__Task description__
Copy out all of the material exactly.

__Exercise input__
^^^^
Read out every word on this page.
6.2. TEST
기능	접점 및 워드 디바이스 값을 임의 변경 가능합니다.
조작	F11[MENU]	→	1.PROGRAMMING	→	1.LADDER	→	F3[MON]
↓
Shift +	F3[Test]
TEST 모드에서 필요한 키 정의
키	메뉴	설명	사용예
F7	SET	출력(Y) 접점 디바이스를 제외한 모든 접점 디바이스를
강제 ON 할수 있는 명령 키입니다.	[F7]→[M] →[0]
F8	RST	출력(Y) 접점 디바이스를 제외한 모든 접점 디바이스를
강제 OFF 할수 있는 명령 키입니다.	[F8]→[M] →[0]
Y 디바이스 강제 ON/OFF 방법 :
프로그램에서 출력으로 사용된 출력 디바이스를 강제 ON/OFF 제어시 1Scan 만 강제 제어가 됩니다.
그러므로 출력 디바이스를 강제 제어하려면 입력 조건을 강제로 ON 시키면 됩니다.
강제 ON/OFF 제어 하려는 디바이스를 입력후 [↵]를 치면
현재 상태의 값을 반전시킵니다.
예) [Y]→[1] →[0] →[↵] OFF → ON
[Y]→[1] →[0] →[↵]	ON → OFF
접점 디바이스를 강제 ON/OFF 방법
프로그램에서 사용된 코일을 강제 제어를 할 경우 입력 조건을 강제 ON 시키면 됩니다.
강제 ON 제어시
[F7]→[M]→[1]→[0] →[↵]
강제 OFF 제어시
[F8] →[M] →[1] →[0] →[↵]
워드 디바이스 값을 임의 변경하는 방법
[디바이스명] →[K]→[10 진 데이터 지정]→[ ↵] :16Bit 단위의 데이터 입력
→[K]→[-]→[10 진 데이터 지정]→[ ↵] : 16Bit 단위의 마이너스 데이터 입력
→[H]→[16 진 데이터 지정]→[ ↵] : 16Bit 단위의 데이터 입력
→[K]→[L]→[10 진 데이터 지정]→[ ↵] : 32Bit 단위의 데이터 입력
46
^^^^
__Result of this exercise__
Read out every word on this page.
6.2. TEST
기능	접점 및 워드 디바이스 값을 임의 변경 가능합니다.
조작	F11[MENU]	→	1.PROGRAMMING	→	1.LADDER	→	F3[MON]
↓
Shift +	F3[Test]
TEST 모드에서 필요한 키 정의
키	메뉴	설명	사용예
F7	SET	출력(Y) 접점 디바이스를 제외한 모든 접점 디바이스를
강제 ON 할수 있는 명령 키입니다.	[F7]→[M] →[0]
F8	RST	출력(Y) 접점 디바이스를 제외한 모든 접점 디바이스를
강제 OFF 할수 있는 명령 키입니다.	[F8]→[M] →[0]
Y 디바이스 강제 ON/OFF 방법 :
프로그램에서 출력으로 사용된 출력 디바이스를 강제 ON/OFF 제어시 1Scan 만 강제 제어가 됩니다.
그러므로 출력 디바이스를 강제 제어하려면 입력 조건을 강제로 ON 시키면 됩니다.
강제 ON/OFF 제어 하려는 디바이스를 입력후 [↵]를 치면
현재 상태의 값을 반전시킵니다.
예) [Y]→[1] →[0] →[↵] OFF → ON
[Y]→[1] →[0] →[↵]	ON → OFF
접점 디바이스를 강제 ON/OFF 방법
프로그램에서 사용된 코일을 강제 제어를 할 경우 입력 조건을 강제 ON 시키면 됩니다.
강제 ON 제어시
[F7]→[M]→[1]→[0] →[↵]
강제 OFF 제어시
[F8] →[M] →[1] →[0] →[↵]
워드 디바이스 값을 임의 변경하는 방법
[디바이스명] →[K]→[10 진 데이터 지정]→[ ↵] :16Bit 단위의 데이터 입력
→[K]→[-]→[10 진 데이터 지정]→[ ↵] : 16Bit 단위의 마이너스 데이터 입력
→[H]→[16 진 데이터 지정]→[ ↵] : 16Bit 단위의 데이터 입력
→[K]→[L]→[10 진 데이터 지정]→[ ↵] : 32Bit 단위의 데이터 입력
46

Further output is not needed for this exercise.